Repeat every record below exactly as it appears.

* begin Task material *

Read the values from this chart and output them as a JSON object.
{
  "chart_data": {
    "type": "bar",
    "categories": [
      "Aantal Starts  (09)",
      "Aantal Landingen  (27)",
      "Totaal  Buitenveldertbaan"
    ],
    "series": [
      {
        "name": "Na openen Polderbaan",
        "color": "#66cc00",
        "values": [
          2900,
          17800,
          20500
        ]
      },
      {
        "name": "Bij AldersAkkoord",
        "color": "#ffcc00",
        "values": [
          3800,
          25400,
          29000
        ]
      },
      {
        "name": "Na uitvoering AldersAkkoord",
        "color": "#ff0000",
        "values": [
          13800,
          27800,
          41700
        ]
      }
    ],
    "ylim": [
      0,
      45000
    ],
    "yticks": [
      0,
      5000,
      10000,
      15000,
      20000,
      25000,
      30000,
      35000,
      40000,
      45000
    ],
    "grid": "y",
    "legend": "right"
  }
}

* end Task material *

* **The result**
Read the values from this chart and output them as a JSON object.
{
  "chart_data": {
    "type": "bar",
    "categories": [
      "Aantal Starts  (09)",
      "Aantal Landingen  (27)",
      "Totaal  Buitenveldertbaan"
    ],
    "series": [
      {
        "name": "Na openen Polderbaan",
        "color": "#66cc00",
        "values": [
          2900,
          17800,
          20500
        ]
      },
      {
        "name": "Bij AldersAkkoord",
        "color": "#ffcc00",
        "values": [
          3800,
          25400,
          29000
        ]
      },
      {
        "name": "Na uitvoering AldersAkkoord",
        "color": "#ff0000",
        "values": [
          13800,
          27800,
          41700
        ]
      }
    ],
    "ylim": [
      0,
      45000
    ],
    "yticks": [
      0,
      5000,
      10000,
      15000,
      20000,
      25000,
      30000,
      35000,
      40000,
      45000
    ],
    "grid": "y",
    "legend": "right"
  }
}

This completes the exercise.